TASK DETAILS
Write the data out again, exactly as given.

☆ ☆ ☆ ☆ ☆ ☆ ☆

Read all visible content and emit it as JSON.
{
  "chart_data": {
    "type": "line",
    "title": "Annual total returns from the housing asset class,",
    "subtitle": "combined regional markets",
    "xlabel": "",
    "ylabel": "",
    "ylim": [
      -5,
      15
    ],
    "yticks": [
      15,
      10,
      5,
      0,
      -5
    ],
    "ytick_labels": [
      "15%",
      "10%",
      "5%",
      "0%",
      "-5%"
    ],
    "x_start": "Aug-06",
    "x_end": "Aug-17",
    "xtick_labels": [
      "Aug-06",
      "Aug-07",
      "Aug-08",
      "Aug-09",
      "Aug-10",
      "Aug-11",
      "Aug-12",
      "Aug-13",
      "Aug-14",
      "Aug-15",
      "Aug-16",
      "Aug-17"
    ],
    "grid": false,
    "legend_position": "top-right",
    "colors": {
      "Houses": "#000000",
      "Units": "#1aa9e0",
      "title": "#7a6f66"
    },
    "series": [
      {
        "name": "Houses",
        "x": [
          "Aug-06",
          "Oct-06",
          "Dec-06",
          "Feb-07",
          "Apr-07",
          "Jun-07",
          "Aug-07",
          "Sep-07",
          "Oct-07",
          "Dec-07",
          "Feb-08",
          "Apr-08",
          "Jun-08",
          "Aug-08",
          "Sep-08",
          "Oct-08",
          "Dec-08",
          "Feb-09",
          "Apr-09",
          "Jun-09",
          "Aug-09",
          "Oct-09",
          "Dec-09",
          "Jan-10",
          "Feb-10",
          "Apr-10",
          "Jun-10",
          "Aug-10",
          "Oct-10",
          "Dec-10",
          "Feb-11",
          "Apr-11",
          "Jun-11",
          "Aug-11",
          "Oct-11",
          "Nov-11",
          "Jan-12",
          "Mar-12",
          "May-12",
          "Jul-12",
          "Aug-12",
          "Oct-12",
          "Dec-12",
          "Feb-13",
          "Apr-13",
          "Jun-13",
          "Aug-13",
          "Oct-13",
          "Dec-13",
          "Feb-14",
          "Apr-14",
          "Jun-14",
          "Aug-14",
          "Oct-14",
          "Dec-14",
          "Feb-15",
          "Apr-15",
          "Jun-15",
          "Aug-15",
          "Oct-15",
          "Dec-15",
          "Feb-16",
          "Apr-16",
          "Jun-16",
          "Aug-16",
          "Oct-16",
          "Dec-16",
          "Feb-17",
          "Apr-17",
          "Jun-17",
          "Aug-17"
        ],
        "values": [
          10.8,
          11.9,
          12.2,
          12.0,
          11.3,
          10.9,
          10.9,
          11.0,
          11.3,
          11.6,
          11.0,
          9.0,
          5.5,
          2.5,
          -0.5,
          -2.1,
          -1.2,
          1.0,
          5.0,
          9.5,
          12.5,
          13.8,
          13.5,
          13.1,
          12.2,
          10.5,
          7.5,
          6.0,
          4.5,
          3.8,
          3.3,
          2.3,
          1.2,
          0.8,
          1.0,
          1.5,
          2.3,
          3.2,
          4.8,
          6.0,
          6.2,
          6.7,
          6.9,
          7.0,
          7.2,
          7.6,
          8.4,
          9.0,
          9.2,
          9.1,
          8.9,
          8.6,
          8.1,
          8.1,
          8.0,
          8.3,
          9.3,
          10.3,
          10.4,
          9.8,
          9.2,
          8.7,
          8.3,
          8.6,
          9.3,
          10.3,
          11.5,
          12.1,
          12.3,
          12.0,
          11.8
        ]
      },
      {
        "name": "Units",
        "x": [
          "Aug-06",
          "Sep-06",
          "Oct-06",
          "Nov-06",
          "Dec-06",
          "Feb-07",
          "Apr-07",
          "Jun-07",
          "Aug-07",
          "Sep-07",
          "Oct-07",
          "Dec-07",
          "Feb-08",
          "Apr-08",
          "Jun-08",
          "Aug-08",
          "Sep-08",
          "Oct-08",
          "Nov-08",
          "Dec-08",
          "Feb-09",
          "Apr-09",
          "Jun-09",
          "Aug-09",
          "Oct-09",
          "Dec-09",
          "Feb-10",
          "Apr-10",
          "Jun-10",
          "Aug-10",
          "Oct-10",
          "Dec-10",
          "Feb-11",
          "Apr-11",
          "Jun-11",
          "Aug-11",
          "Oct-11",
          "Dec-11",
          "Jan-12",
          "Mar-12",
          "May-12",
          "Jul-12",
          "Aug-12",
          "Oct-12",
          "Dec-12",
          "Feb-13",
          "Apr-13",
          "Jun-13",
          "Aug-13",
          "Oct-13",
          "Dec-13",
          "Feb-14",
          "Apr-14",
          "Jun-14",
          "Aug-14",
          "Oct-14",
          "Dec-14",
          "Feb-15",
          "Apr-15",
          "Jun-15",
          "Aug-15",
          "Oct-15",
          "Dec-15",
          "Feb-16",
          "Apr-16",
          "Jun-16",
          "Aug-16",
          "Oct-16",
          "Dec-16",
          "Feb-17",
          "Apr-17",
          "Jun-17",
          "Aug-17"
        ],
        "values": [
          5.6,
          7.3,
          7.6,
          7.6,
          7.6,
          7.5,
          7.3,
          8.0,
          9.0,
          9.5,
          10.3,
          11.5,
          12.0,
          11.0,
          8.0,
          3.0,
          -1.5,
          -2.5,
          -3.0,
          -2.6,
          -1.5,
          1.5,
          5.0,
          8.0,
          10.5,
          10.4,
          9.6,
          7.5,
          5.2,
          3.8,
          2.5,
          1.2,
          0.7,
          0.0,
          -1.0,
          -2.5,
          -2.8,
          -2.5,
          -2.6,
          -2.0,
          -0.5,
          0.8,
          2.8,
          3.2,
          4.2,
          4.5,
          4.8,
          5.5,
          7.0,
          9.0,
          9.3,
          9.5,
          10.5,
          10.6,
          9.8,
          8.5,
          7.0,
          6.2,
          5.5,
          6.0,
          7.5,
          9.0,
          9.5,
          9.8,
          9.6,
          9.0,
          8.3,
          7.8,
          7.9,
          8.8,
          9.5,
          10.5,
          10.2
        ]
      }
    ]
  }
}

☆ ☆ ☆ ☆ ☆ ☆ ☆

SOLUTION TO THE PROBLEM
Read all visible content and emit it as JSON.
{
  "chart_data": {
    "type": "line",
    "title": "Annual total returns from the housing asset class,",
    "subtitle": "combined regional markets",
    "xlabel": "",
    "ylabel": "",
    "ylim": [
      -5,
      15
    ],
    "yticks": [
      15,
      10,
      5,
      0,
      -5
    ],
    "ytick_labels": [
      "15%",
      "10%",
      "5%",
      "0%",
      "-5%"
    ],
    "x_start": "Aug-06",
    "x_end": "Aug-17",
    "xtick_labels": [
      "Aug-06",
      "Aug-07",
      "Aug-08",
      "Aug-09",
      "Aug-10",
      "Aug-11",
      "Aug-12",
      "Aug-13",
      "Aug-14",
      "Aug-15",
      "Aug-16",
      "Aug-17"
    ],
    "grid": false,
    "legend_position": "top-right",
    "colors": {
      "Houses": "#000000",
      "Units": "#1aa9e0",
      "title": "#7a6f66"
    },
    "series": [
      {
        "name": "Houses",
        "x": [
          "Aug-06",
          "Oct-06",
          "Dec-06",
          "Feb-07",
          "Apr-07",
          "Jun-07",
          "Aug-07",
          "Sep-07",
          "Oct-07",
          "Dec-07",
          "Feb-08",
          "Apr-08",
          "Jun-08",
          "Aug-08",
          "Sep-08",
          "Oct-08",
          "Dec-08",
          "Feb-09",
          "Apr-09",
          "Jun-09",
          "Aug-09",
          "Oct-09",
          "Dec-09",
          "Jan-10",
          "Feb-10",
          "Apr-10",
          "Jun-10",
          "Aug-10",
          "Oct-10",
          "Dec-10",
          "Feb-11",
          "Apr-11",
          "Jun-11",
          "Aug-11",
          "Oct-11",
          "Nov-11",
          "Jan-12",
          "Mar-12",
          "May-12",
          "Jul-12",
          "Aug-12",
          "Oct-12",
          "Dec-12",
          "Feb-13",
          "Apr-13",
          "Jun-13",
          "Aug-13",
          "Oct-13",
          "Dec-13",
          "Feb-14",
          "Apr-14",
          "Jun-14",
          "Aug-14",
          "Oct-14",
          "Dec-14",
          "Feb-15",
          "Apr-15",
          "Jun-15",
          "Aug-15",
          "Oct-15",
          "Dec-15",
          "Feb-16",
          "Apr-16",
          "Jun-16",
          "Aug-16",
          "Oct-16",
          "Dec-16",
          "Feb-17",
          "Apr-17",
          "Jun-17",
          "Aug-17"
        ],
        "values": [
          10.8,
          11.9,
          12.2,
          12.0,
          11.3,
          10.9,
          10.9,
          11.0,
          11.3,
          11.6,
          11.0,
          9.0,
          5.5,
          2.5,
          -0.5,
          -2.1,
          -1.2,
          1.0,
          5.0,
          9.5,
          12.5,
          13.8,
          13.5,
          13.1,
          12.2,
          10.5,
          7.5,
          6.0,
          4.5,
          3.8,
          3.3,
          2.3,
          1.2,
          0.8,
          1.0,
          1.5,
          2.3,
          3.2,
          4.8,
          6.0,
          6.2,
          6.7,
          6.9,
          7.0,
          7.2,
          7.6,
          8.4,
          9.0,
          9.2,
          9.1,
          8.9,
          8.6,
          8.1,
          8.1,
          8.0,
          8.3,
          9.3,
          10.3,
          10.4,
          9.8,
          9.2,
          8.7,
          8.3,
          8.6,
          9.3,
          10.3,
          11.5,
          12.1,
          12.3,
          12.0,
          11.8
        ]
      },
      {
        "name": "Units",
        "x": [
          "Aug-06",
          "Sep-06",
          "Oct-06",
          "Nov-06",
          "Dec-06",
          "Feb-07",
          "Apr-07",
          "Jun-07",
          "Aug-07",
          "Sep-07",
          "Oct-07",
          "Dec-07",
          "Feb-08",
          "Apr-08",
          "Jun-08",
          "Aug-08",
          "Sep-08",
          "Oct-08",
          "Nov-08",
          "Dec-08",
          "Feb-09",
          "Apr-09",
          "Jun-09",
          "Aug-09",
          "Oct-09",
          "Dec-09",
          "Feb-10",
          "Apr-10",
          "Jun-10",
          "Aug-10",
          "Oct-10",
          "Dec-10",
          "Feb-11",
          "Apr-11",
          "Jun-11",
          "Aug-11",
          "Oct-11",
          "Dec-11",
          "Jan-12",
          "Mar-12",
          "May-12",
          "Jul-12",
          "Aug-12",
          "Oct-12",
          "Dec-12",
          "Feb-13",
          "Apr-13",
          "Jun-13",
          "Aug-13",
          "Oct-13",
          "Dec-13",
          "Feb-14",
          "Apr-14",
          "Jun-14",
          "Aug-14",
          "Oct-14",
          "Dec-14",
          "Feb-15",
          "Apr-15",
          "Jun-15",
          "Aug-15",
          "Oct-15",
          "Dec-15",
          "Feb-16",
          "Apr-16",
          "Jun-16",
          "Aug-16",
          "Oct-16",
          "Dec-16",
          "Feb-17",
          "Apr-17",
          "Jun-17",
          "Aug-17"
        ],
        "values": [
          5.6,
          7.3,
          7.6,
          7.6,
          7.6,
          7.5,
          7.3,
          8.0,
          9.0,
          9.5,
          10.3,
          11.5,
          12.0,
          11.0,
          8.0,
          3.0,
          -1.5,
          -2.5,
          -3.0,
          -2.6,
          -1.5,
          1.5,
          5.0,
          8.0,
          10.5,
          10.4,
          9.6,
          7.5,
          5.2,
          3.8,
          2.5,
          1.2,
          0.7,
          0.0,
          -1.0,
          -2.5,
          -2.8,
          -2.5,
          -2.6,
          -2.0,
          -0.5,
          0.8,
          2.8,
          3.2,
          4.2,
          4.5,
          4.8,
          5.5,
          7.0,
          9.0,
          9.3,
          9.5,
          10.5,
          10.6,
          9.8,
          8.5,
          7.0,
          6.2,
          5.5,
          6.0,
          7.5,
          9.0,
          9.5,
          9.8,
          9.6,
          9.0,
          8.3,
          7.8,
          7.9,
          8.8,
          9.5,
          10.5,
          10.2
        ]
      }
    ]
  }
}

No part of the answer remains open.